WORK INSTRUCTIONS:
**1.** In the article on coaching and leadership, which competency scores as the lowest practiced around the world?
**2.** Duplicate the stretch of the article on coaching and leadership from "We know from" through "to high-performing leadership.".
**3.** Go on with the article on coaching and leadership, picking up right after its final sentence.

QUOTED TEXT:
####

By Kevin Cashman, originally posted to his Forbes blog, Pause Point on January 29, 2018. 

All traditions throughout the ages have had exceptional coaches.  We may have called them advisors, sages, elders, wisdom-keepers, teachers, mentors, shamans, gurus, or masters.  No matter what their titles, we have always turned to them to help us look at our lives and behaviors from deeper and broader vantage points.  These coaches helped their “coachees” – seekers, disciples, students, apprentices – see the world with fresh eyes, transcend what they thought was possible, and glimpse their fullest potential.

We know from our global research that most people rate “coaching and developing others” among the top three most important leadership competencies, according to 360° assessments.  However, despite the rated importance of this critical competency, it actually scores as the lowest practiced competency around the world.  No other leadership competency has such as wide gap between importance and practice.  We agree that coaching and development are critical to transformative leadership.  However, there is just one major problem:  we don’t practice it!  Why?  Leaders often tell us that they do not have enough time; they do not know a precise, proven process; and/or they feel it will slow down their immediate performance.  Regardless of the reasons, learning a pragmatic, straightforward methodology to coach and develop yourself and others is extremely critical to high-performing leadership.

####

DATASET EXTRACT:

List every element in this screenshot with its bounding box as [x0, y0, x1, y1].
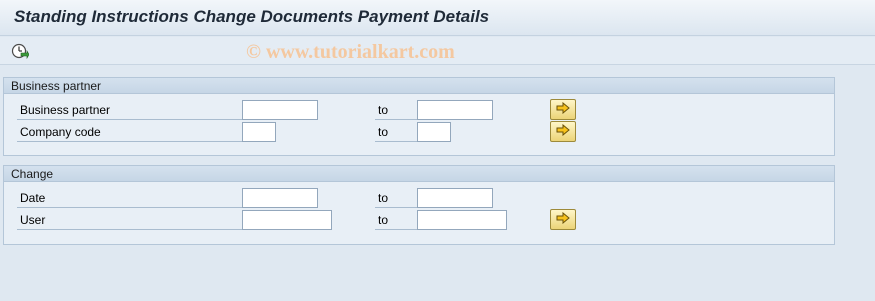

####

RESULTS OF THE EXERCISE:
**1.** Coaching and developing others.

**2.**
We know from our global research that most people rate “coaching and developing others” among the top three most important leadership competencies, according to 360° assessments.  However, despite the rated importance of this critical competency, it actually scores as the lowest practiced competency around the world.  No other leadership competency has such as wide gap between importance and practice.  We agree that coaching and development are critical to transformative leadership.  However, there is just one major problem:  we don’t practice it!  Why?  Leaders often tell us that they do not have enough time; they do not know a precise, proven process; and/or they feel it will slow down their immediate performance.  Regardless of the reasons, learning a pragmatic, straightforward methodology to coach and develop yourself and others is extremely critical to high-performing leadership.

**3.**
For coaching to have a lasting, transformative impact, three interrelated foundations need to be constructed:  Building Awareness, Building Commitment, and Building Practice.  If all three are present and operating, breakthroughs will occur, and growth will be sustained.  If any one of the three is absent, the results will dissipate over time.  You may learn the best techniques and disciplines to practice, but if you lack commitment, you won’t continue your efforts.  Similarly, all the enthusiasm and commitment in the world won’t get you far if you don’t adhere to the right practices.  And without awareness of your strengths and weaknesses, how will you know what to commit to or what you need to do?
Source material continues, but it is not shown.